EXTRACTED RECORDS:
━━━━

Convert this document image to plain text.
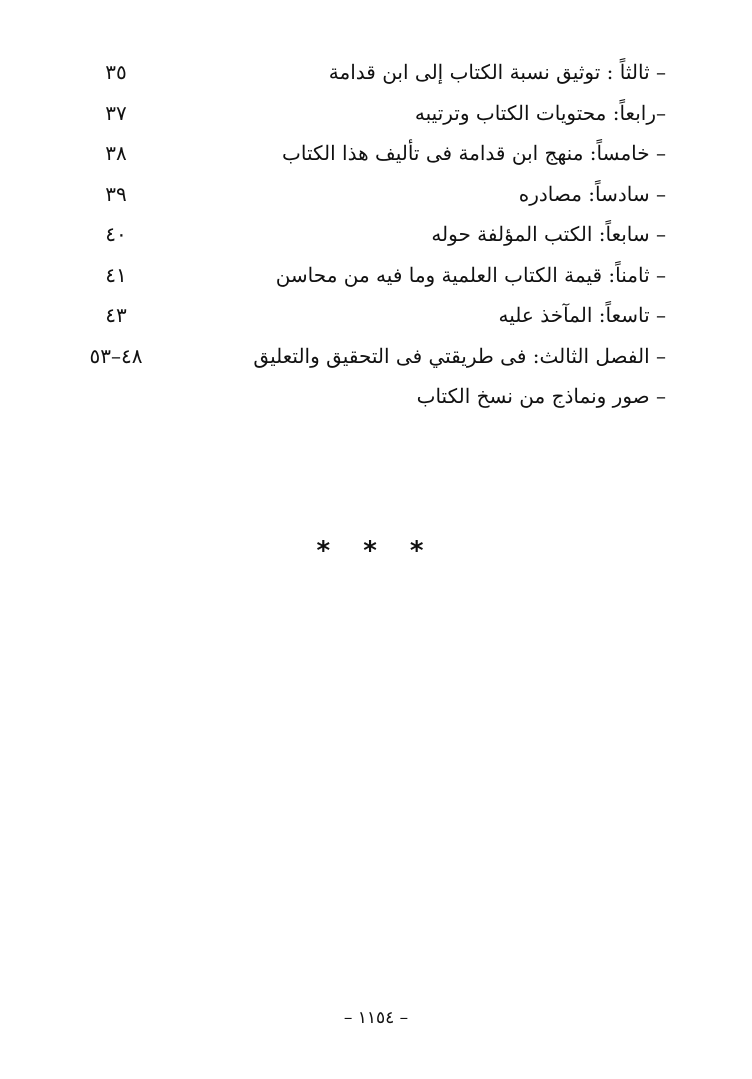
– ثالثاً : توثيق نسبة الكتاب إلى ابن قدامة
٣٥
–رابعاً: محتويات الكتاب وترتيبه
٣٧
– خامساً: منهج ابن قدامة فى تأليف هذا الكتاب
٣٨
– سادساً: مصادره
٣٩
– سابعاً: الكتب المؤلفة حوله
٤٠
– ثامناً: قيمة الكتاب العلمية وما فيه من محاسن
٤١
– تاسعاً: المآخذ عليه
٤٣
– الفصل الثالث: فى طريقتي فى التحقيق والتعليق
٤٨–٥٣
– صور ونماذج من نسخ الكتاب
* * *
– ١١٥٤ –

━━━━

WHAT NEEDS TO BE DONE: Return the listing above in full and without alteration, excluding its pictures.

WRITTEN REPLY:
Convert this document image to plain text.
– ثالثاً : توثيق نسبة الكتاب إلى ابن قدامة
٣٥
–رابعاً: محتويات الكتاب وترتيبه
٣٧
– خامساً: منهج ابن قدامة فى تأليف هذا الكتاب
٣٨
– سادساً: مصادره
٣٩
– سابعاً: الكتب المؤلفة حوله
٤٠
– ثامناً: قيمة الكتاب العلمية وما فيه من محاسن
٤١
– تاسعاً: المآخذ عليه
٤٣
– الفصل الثالث: فى طريقتي فى التحقيق والتعليق
٤٨–٥٣
– صور ونماذج من نسخ الكتاب
* * *
– ١١٥٤ –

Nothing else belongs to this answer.